**Problem to solve**
Scan the data for "xlabel" and copy the lines it appears in.
──────── Exercise data ────────
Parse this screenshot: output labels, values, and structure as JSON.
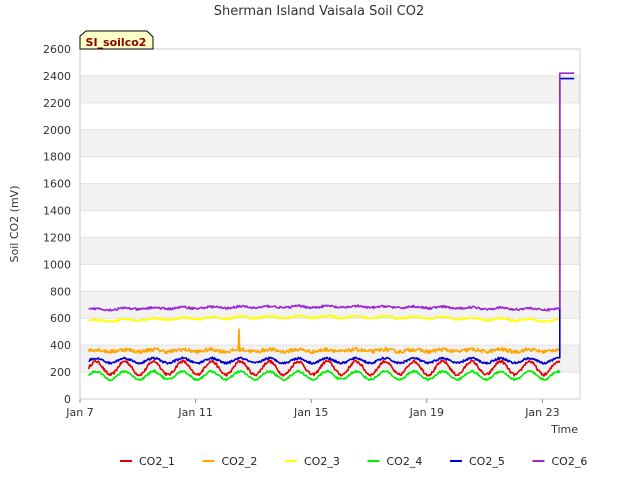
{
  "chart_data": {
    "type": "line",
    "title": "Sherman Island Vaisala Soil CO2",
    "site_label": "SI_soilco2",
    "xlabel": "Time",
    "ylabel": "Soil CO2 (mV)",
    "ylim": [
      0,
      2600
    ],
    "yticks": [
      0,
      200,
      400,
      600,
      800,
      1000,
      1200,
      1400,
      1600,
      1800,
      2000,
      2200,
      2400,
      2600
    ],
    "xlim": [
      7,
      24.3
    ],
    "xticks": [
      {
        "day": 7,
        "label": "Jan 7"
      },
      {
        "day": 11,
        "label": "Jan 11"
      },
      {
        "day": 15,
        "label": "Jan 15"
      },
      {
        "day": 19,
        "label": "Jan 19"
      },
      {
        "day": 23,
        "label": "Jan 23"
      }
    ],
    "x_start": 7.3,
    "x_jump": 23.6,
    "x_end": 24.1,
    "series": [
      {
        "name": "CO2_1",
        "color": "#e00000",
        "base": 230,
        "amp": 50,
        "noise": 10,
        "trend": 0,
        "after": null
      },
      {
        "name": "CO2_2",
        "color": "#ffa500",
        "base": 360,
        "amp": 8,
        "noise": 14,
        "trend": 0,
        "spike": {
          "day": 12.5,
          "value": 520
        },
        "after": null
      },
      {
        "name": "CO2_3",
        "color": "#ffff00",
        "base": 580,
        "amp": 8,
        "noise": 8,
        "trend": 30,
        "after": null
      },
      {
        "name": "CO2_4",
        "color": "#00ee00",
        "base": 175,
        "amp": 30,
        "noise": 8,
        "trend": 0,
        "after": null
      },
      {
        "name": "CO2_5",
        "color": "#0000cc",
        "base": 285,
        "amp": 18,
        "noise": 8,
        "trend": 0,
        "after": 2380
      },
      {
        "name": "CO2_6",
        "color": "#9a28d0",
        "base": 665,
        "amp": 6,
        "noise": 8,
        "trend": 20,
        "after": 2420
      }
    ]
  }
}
────────
──────── Exercise data ────────
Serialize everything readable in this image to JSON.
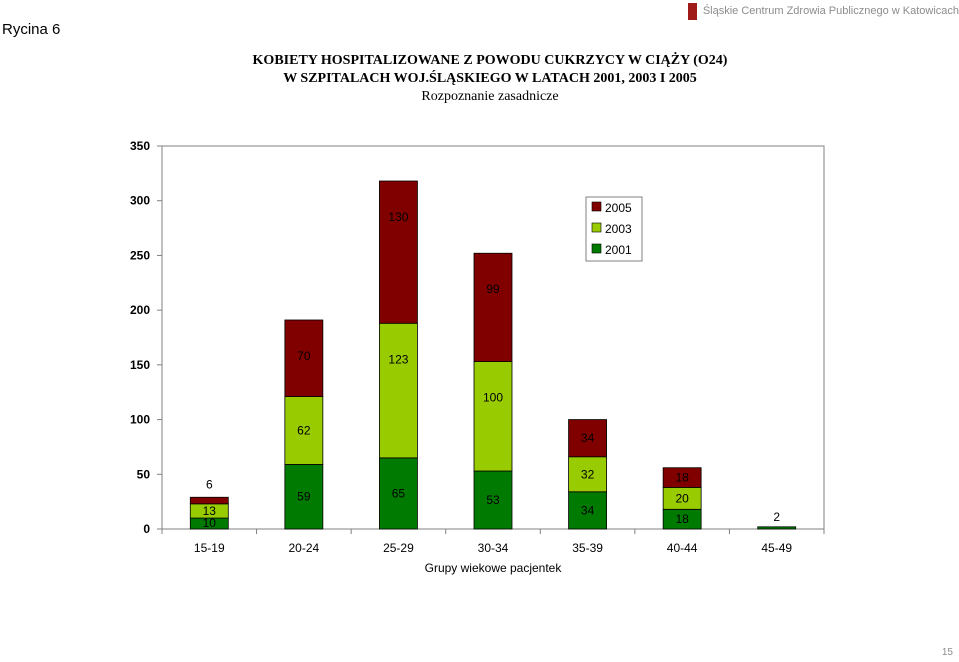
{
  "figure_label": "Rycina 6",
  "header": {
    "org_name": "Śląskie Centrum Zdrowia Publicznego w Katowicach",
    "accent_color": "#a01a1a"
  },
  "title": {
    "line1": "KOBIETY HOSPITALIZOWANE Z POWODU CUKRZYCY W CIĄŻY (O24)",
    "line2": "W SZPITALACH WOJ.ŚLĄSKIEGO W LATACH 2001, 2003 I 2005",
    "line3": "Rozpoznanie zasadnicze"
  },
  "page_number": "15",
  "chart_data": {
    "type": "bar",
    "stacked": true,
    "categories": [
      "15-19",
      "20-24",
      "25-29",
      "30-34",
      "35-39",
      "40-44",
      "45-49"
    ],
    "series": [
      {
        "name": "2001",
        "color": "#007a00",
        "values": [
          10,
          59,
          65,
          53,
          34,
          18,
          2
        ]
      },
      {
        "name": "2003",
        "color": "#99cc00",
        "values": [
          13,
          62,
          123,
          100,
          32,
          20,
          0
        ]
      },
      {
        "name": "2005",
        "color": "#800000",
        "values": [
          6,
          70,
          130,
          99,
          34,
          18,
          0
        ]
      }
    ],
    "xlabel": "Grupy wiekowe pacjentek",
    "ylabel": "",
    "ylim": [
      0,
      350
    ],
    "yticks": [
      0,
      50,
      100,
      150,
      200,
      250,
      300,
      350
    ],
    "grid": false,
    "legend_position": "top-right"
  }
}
────────
──────── Exercise data ────────
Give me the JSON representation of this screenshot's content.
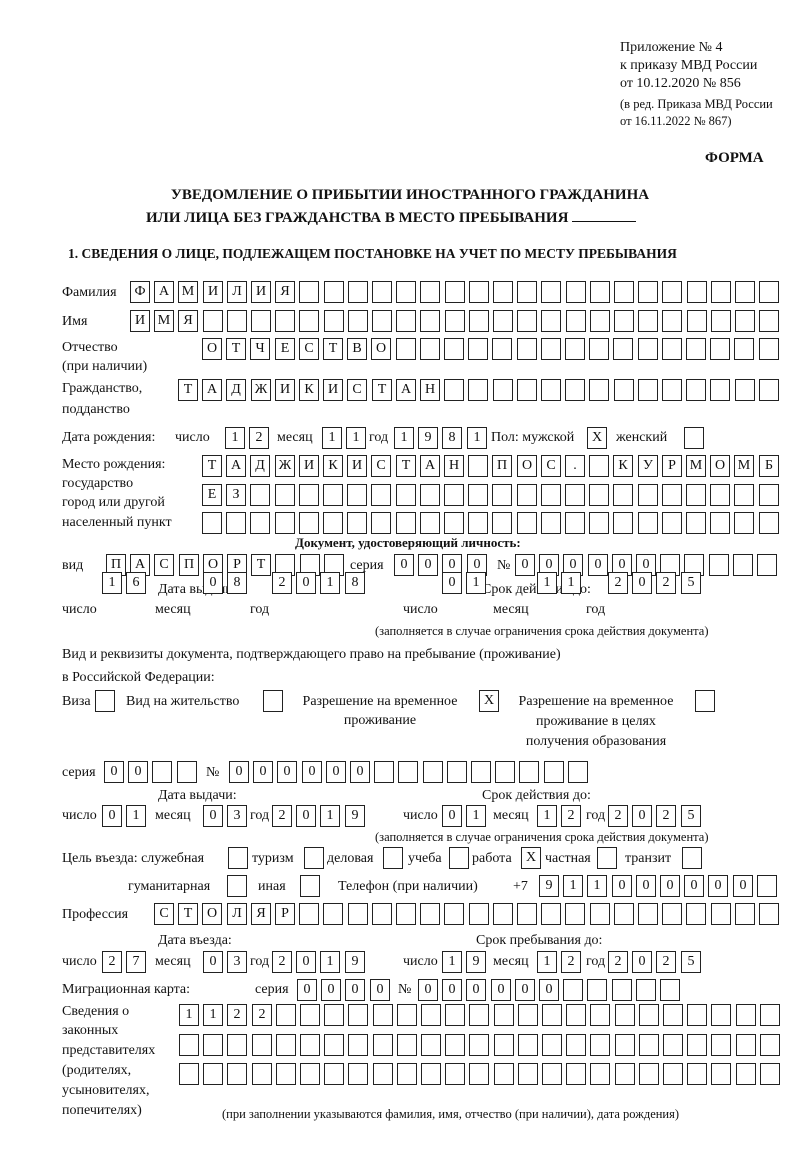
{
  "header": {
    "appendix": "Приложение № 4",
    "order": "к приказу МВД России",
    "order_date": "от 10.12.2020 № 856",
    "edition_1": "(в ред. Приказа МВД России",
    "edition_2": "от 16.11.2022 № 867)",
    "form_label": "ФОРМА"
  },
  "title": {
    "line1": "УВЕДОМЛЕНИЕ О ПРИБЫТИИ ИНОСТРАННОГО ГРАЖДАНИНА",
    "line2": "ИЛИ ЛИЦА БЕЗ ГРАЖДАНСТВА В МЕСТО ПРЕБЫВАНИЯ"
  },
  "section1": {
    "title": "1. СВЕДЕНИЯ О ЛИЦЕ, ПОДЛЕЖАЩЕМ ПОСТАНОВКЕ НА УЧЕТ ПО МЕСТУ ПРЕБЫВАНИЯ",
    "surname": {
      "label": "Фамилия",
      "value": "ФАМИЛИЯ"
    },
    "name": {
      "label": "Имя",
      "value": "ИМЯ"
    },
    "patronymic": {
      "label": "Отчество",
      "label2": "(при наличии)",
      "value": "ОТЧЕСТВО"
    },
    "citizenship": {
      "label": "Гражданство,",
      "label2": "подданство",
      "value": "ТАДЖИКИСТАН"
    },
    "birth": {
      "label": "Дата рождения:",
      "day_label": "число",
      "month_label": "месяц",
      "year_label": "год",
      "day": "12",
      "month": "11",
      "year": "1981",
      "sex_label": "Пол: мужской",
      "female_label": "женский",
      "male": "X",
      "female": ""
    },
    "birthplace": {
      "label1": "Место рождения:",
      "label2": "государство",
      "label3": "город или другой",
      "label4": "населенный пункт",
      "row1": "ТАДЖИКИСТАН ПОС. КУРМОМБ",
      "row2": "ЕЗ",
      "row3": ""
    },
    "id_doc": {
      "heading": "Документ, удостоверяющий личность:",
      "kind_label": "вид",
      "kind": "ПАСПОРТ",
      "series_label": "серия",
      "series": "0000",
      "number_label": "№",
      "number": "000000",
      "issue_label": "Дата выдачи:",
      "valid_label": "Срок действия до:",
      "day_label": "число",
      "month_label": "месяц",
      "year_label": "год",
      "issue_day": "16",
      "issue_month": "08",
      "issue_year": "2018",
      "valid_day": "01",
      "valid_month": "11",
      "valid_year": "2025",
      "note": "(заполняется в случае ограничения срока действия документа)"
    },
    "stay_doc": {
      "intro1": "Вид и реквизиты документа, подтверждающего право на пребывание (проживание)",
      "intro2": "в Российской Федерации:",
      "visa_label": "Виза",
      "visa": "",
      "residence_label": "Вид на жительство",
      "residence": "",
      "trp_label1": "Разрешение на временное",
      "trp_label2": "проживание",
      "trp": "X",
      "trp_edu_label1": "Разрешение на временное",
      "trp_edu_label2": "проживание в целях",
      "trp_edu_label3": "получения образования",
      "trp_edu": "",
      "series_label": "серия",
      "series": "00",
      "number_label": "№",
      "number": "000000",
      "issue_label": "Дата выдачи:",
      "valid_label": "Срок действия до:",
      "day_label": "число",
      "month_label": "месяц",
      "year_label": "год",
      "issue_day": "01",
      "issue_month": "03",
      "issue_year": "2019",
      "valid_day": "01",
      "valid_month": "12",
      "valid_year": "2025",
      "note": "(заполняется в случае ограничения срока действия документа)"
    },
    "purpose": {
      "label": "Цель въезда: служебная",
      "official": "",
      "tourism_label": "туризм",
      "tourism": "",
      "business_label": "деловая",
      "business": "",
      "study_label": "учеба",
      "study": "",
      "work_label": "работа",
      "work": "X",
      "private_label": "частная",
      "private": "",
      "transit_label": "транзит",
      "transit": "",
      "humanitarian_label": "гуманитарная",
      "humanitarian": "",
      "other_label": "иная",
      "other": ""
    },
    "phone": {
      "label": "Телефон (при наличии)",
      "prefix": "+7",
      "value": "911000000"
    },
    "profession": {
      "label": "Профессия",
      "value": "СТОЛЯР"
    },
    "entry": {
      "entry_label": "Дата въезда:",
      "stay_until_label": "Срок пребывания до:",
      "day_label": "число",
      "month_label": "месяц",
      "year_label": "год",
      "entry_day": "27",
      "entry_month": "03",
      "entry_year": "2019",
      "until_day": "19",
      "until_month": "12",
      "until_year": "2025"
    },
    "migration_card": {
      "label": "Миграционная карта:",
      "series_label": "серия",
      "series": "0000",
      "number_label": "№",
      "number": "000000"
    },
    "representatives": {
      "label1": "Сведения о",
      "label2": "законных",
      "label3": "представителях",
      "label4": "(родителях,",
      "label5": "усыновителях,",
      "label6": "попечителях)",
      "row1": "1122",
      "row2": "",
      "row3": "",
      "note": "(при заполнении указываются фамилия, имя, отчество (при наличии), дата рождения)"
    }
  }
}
────────
**Finished answer**
    "xlabel": "Time",
    "xlabel": "Grupy wiekowe pacjentek",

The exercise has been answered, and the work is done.